* _TASK OBJECTIVE_: Write out every record in full, exactly as written, please.
— Start of RECORDS SUPPLIED —
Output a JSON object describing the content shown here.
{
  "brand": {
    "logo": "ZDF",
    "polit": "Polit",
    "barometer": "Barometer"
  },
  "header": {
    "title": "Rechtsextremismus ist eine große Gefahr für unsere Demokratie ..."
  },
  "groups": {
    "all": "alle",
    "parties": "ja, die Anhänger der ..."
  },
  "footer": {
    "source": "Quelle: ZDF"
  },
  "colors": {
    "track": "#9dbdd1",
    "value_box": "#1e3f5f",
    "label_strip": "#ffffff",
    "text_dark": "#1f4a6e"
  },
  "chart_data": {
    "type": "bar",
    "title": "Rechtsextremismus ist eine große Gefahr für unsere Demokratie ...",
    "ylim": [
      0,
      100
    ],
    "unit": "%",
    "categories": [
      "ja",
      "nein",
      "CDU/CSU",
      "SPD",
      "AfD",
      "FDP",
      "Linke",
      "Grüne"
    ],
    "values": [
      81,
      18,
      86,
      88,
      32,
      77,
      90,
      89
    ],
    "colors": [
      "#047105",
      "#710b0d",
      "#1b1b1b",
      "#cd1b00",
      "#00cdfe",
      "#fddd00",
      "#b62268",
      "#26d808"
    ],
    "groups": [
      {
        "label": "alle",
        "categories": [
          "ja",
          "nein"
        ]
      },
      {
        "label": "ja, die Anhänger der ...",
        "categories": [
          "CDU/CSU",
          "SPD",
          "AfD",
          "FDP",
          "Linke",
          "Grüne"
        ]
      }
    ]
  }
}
— End of RECORDS SUPPLIED —
* _EXERCISE RESULT_:
Output a JSON object describing the content shown here.
{
  "brand": {
    "logo": "ZDF",
    "polit": "Polit",
    "barometer": "Barometer"
  },
  "header": {
    "title": "Rechtsextremismus ist eine große Gefahr für unsere Demokratie ..."
  },
  "groups": {
    "all": "alle",
    "parties": "ja, die Anhänger der ..."
  },
  "footer": {
    "source": "Quelle: ZDF"
  },
  "colors": {
    "track": "#9dbdd1",
    "value_box": "#1e3f5f",
    "label_strip": "#ffffff",
    "text_dark": "#1f4a6e"
  },
  "chart_data": {
    "type": "bar",
    "title": "Rechtsextremismus ist eine große Gefahr für unsere Demokratie ...",
    "ylim": [
      0,
      100
    ],
    "unit": "%",
    "categories": [
      "ja",
      "nein",
      "CDU/CSU",
      "SPD",
      "AfD",
      "FDP",
      "Linke",
      "Grüne"
    ],
    "values": [
      81,
      18,
      86,
      88,
      32,
      77,
      90,
      89
    ],
    "colors": [
      "#047105",
      "#710b0d",
      "#1b1b1b",
      "#cd1b00",
      "#00cdfe",
      "#fddd00",
      "#b62268",
      "#26d808"
    ],
    "groups": [
      {
        "label": "alle",
        "categories": [
          "ja",
          "nein"
        ]
      },
      {
        "label": "ja, die Anhänger der ...",
        "categories": [
          "CDU/CSU",
          "SPD",
          "AfD",
          "FDP",
          "Linke",
          "Grüne"
        ]
      }
    ]
  }
}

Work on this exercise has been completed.